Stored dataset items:

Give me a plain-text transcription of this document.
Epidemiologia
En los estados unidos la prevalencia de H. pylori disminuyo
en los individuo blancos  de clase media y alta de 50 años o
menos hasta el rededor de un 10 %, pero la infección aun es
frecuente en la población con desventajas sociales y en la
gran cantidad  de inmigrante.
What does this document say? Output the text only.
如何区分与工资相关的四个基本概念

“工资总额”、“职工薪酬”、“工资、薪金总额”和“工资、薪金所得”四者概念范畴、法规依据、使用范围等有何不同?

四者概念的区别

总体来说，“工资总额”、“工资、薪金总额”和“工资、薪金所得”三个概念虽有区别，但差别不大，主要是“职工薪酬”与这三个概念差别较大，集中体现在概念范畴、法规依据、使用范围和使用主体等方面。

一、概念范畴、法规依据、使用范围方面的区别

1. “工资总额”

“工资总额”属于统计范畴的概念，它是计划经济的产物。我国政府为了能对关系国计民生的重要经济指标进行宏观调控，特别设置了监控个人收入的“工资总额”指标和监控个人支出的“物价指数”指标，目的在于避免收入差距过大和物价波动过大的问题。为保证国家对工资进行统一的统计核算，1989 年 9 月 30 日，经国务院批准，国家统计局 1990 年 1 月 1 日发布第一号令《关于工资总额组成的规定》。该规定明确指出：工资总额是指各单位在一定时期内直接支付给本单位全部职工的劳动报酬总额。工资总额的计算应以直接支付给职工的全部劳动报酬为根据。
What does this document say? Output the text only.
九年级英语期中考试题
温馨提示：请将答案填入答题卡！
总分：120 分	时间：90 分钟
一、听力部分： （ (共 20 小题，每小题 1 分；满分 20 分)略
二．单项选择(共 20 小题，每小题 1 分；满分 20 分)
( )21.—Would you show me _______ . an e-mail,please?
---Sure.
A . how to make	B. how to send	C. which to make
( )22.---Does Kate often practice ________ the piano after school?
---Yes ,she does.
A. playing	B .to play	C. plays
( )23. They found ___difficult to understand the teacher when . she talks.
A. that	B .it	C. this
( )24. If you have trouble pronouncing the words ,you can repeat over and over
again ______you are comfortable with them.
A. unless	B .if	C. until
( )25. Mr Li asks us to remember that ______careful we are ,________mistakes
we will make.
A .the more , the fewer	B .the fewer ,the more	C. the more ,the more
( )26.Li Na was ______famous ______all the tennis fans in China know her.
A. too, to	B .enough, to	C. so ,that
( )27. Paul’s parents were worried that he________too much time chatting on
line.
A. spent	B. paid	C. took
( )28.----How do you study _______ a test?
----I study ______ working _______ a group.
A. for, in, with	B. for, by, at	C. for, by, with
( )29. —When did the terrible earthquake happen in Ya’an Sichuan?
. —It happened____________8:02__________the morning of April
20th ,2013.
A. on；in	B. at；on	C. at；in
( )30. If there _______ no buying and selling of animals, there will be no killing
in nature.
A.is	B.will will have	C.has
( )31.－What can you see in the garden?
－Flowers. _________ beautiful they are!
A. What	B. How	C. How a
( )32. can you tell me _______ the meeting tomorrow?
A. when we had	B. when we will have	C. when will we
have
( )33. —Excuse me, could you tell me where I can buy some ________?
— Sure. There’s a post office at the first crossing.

Given instruction:
Work out the count of lines containing the word "with", then write only that count.

Final result:
2